→ What needs to be done
Scan the listing below and copy every line holding "xlabel".

BEGIN

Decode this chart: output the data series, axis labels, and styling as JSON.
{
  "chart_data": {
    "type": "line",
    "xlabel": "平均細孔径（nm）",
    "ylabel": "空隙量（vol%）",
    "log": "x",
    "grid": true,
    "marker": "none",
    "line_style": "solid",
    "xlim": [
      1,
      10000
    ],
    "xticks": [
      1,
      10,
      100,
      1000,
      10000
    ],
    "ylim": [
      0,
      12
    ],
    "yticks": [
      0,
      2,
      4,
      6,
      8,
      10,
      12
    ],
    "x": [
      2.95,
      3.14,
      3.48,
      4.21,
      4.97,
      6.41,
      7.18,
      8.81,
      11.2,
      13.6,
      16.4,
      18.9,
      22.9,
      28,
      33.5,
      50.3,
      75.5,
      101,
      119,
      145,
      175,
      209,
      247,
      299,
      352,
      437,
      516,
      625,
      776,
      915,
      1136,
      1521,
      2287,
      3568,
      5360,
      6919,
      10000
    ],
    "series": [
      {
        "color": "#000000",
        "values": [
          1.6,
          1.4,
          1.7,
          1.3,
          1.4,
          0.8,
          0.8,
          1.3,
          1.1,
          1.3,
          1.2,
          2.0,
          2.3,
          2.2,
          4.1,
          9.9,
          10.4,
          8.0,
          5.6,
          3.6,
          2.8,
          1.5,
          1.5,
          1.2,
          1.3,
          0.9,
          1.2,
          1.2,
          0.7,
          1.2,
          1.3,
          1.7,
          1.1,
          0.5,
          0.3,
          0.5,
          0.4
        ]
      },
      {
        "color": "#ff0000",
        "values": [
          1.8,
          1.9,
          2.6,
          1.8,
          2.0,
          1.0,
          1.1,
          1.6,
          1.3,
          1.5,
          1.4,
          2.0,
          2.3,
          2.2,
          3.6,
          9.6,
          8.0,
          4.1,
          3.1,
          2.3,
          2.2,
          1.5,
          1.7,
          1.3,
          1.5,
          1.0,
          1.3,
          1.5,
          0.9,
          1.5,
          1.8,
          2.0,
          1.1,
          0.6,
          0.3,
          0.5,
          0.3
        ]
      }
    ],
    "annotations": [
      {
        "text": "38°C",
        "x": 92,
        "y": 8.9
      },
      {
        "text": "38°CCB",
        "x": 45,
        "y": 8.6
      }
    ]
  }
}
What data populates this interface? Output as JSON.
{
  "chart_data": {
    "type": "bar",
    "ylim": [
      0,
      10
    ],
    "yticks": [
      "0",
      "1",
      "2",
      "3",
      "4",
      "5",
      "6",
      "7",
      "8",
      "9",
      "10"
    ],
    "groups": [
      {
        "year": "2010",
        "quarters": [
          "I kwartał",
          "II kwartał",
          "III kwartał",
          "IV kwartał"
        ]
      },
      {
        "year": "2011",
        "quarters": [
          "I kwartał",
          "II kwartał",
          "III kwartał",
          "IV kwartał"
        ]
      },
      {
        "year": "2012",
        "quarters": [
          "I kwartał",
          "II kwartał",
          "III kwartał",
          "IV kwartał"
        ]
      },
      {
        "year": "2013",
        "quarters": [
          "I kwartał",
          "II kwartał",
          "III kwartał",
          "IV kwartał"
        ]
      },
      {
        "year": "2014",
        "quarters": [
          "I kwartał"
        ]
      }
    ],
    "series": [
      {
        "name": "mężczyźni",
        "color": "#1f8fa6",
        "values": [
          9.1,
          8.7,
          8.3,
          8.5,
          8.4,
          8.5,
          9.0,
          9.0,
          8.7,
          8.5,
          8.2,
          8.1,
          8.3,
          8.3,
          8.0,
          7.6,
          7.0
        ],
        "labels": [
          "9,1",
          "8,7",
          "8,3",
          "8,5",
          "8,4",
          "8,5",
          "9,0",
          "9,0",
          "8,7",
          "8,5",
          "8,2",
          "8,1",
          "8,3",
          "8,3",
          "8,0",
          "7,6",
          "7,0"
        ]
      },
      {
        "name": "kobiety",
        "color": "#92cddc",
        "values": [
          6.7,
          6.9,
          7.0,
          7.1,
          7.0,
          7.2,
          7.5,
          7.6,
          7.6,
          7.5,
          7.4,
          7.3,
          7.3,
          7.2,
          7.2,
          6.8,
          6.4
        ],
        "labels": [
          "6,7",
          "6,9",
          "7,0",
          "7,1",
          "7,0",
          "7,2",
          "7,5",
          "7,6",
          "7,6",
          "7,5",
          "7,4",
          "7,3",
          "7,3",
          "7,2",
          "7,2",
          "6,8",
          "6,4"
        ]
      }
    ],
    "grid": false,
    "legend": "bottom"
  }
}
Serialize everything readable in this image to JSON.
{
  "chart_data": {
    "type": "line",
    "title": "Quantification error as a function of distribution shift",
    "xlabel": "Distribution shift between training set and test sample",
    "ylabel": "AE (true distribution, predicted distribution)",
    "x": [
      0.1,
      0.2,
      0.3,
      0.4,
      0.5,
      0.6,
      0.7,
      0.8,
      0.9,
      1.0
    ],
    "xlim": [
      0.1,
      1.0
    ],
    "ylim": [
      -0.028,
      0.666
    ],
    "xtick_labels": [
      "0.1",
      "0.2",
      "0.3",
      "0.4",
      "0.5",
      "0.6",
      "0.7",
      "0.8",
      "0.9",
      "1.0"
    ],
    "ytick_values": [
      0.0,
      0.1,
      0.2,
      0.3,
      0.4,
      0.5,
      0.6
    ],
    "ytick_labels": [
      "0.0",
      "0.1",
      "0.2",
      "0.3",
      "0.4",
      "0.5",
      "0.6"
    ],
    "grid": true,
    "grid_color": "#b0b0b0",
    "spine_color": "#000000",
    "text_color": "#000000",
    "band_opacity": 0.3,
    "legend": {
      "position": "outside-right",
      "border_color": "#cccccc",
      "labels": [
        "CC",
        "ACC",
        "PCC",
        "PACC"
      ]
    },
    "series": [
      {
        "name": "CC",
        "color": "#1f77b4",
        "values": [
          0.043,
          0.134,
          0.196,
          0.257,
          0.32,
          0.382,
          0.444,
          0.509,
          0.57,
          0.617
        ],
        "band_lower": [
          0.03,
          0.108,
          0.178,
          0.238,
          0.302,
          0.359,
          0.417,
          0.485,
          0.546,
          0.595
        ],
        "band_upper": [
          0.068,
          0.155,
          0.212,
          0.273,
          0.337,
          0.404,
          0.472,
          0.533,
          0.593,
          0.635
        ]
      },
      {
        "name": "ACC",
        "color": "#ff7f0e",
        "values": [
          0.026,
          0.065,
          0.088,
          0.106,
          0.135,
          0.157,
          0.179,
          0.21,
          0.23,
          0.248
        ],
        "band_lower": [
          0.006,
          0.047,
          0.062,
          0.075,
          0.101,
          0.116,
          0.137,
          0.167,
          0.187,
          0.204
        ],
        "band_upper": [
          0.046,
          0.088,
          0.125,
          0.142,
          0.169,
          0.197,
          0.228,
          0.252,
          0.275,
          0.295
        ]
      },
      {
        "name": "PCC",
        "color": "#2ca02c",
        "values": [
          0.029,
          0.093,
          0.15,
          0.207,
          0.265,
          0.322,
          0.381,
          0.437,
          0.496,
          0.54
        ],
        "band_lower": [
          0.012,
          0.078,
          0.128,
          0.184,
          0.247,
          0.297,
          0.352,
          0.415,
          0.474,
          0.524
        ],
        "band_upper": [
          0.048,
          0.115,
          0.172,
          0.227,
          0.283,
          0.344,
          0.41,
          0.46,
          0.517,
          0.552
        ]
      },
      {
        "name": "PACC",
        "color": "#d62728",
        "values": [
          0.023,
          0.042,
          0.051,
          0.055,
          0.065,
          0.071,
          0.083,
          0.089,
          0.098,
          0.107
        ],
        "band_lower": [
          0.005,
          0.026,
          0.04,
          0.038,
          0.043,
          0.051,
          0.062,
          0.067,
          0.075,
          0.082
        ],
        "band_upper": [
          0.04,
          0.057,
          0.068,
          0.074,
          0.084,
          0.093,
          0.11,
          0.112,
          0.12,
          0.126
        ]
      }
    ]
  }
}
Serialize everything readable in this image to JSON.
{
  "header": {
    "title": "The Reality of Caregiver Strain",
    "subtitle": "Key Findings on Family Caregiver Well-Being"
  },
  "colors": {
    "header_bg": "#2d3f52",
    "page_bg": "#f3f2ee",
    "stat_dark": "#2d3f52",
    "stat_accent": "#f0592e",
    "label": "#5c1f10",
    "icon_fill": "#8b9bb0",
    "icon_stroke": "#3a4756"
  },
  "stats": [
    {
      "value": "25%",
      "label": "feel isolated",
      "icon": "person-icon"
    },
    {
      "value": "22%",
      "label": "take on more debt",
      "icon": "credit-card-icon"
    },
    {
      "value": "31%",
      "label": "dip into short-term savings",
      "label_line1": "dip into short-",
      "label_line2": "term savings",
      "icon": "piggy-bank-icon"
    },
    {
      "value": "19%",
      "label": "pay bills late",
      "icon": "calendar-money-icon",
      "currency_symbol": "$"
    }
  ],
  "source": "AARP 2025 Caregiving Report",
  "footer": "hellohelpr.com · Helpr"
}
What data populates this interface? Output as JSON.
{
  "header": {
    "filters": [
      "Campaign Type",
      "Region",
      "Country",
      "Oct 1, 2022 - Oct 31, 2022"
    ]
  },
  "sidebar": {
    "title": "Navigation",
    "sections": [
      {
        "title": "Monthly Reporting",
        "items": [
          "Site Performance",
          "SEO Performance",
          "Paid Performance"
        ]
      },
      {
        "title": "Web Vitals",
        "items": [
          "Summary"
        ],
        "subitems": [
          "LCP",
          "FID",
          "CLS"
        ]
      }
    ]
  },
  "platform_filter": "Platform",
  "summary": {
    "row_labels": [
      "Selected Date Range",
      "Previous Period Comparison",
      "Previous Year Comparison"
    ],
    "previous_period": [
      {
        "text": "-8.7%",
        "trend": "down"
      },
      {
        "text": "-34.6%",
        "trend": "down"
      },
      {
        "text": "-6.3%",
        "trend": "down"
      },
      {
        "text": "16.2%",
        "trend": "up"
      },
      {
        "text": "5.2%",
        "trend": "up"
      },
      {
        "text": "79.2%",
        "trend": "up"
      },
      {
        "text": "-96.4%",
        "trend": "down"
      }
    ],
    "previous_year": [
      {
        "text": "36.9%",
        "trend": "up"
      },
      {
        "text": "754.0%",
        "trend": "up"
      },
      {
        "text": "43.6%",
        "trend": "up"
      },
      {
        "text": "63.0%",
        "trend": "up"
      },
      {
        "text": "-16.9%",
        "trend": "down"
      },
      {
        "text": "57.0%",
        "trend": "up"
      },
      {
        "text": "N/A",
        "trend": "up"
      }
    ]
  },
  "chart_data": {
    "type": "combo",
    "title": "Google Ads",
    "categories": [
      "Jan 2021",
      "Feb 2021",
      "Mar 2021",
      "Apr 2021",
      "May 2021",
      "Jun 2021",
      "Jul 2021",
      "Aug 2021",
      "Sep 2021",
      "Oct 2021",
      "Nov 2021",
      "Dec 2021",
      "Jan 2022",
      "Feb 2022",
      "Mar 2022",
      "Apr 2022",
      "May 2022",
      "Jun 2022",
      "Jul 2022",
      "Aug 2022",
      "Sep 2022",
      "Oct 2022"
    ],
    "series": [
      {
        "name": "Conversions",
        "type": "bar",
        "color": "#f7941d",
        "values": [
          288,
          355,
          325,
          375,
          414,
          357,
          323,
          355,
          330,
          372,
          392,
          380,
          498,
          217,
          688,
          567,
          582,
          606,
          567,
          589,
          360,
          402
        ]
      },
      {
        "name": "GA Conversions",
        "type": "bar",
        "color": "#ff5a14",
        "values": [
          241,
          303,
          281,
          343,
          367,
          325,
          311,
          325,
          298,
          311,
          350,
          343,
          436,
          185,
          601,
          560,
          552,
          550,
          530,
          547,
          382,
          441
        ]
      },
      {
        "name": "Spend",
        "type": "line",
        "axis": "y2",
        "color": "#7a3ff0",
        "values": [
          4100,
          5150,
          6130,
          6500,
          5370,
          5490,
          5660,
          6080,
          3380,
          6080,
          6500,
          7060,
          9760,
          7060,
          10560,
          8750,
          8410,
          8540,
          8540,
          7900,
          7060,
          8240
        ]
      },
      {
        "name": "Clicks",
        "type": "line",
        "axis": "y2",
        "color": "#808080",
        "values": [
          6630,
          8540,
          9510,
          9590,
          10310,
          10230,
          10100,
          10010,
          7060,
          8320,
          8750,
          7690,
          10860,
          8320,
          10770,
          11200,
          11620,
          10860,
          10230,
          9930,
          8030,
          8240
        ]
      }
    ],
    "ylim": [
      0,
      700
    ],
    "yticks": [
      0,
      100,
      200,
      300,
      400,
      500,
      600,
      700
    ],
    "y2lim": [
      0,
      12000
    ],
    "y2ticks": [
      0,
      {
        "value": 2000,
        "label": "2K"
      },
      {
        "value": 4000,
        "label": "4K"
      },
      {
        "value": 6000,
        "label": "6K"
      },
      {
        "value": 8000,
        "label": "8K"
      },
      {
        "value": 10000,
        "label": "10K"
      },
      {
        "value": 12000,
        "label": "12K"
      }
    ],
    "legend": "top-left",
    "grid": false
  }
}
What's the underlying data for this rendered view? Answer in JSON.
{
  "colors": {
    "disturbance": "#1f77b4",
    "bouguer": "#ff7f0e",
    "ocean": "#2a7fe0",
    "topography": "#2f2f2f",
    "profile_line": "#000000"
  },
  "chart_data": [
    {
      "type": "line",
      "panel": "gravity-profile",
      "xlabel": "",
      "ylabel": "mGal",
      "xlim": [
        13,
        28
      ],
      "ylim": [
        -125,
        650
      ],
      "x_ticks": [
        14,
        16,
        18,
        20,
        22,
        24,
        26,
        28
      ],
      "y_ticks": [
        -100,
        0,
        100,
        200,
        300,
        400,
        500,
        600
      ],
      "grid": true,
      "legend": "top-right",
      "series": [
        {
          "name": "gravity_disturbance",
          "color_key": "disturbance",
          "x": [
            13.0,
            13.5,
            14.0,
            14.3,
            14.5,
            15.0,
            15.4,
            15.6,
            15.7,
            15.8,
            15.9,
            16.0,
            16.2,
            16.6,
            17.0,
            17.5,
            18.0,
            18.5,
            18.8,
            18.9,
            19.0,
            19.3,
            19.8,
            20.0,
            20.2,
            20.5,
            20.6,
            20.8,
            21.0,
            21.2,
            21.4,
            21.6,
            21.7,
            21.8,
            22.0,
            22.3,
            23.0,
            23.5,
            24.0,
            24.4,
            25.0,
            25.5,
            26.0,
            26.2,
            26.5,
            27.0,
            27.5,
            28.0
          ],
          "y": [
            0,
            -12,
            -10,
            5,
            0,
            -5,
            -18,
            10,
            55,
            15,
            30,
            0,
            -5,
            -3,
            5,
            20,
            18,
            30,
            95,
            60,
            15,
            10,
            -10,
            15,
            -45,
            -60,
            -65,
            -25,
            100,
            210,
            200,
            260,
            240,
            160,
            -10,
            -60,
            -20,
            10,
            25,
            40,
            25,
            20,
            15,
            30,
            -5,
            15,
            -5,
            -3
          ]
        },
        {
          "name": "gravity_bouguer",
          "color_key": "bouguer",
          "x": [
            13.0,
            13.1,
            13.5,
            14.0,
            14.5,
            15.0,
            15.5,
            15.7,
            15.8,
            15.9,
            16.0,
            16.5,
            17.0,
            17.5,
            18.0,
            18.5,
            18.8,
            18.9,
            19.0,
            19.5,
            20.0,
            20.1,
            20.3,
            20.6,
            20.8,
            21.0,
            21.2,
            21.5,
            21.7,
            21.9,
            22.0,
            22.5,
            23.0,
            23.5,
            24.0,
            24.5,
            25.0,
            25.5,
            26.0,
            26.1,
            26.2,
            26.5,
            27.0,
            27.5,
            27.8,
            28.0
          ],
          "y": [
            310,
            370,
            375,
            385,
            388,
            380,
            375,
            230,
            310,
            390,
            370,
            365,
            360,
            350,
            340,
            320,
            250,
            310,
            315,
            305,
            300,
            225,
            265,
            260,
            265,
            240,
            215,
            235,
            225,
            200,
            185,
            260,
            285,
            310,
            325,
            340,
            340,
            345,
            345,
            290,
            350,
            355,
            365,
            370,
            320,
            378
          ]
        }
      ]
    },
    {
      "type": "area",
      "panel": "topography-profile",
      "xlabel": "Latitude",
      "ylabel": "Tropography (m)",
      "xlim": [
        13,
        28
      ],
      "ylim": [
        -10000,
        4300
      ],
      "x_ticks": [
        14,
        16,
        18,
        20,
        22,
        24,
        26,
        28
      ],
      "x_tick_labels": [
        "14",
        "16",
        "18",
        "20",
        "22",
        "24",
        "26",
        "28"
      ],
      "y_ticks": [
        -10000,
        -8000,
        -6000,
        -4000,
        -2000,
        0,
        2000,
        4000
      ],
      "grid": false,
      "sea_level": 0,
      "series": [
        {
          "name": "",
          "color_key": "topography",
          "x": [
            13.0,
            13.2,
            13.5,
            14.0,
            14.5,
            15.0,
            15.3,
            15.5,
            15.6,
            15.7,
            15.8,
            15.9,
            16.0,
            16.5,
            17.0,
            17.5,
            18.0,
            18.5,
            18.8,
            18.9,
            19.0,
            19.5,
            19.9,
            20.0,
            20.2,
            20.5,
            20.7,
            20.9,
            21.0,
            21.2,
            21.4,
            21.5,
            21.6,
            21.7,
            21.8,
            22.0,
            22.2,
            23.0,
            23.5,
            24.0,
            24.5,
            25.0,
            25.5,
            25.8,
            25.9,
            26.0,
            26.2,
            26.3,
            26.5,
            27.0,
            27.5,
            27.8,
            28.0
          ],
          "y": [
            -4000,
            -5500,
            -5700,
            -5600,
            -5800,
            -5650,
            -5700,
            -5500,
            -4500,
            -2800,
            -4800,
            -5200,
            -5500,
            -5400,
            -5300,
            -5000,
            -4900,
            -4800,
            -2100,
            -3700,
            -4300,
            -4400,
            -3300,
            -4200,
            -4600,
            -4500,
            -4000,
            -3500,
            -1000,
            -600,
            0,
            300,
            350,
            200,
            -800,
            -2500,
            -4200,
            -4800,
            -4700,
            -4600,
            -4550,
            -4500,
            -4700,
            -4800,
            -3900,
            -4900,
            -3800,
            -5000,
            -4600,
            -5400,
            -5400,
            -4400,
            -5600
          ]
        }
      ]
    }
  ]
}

END

→ Solution
    "xlabel": "平均細孔径（nm）",
    "xlabel": "Distribution shift between training set and test sample",
      "xlabel": "",
      "xlabel": "Latitude",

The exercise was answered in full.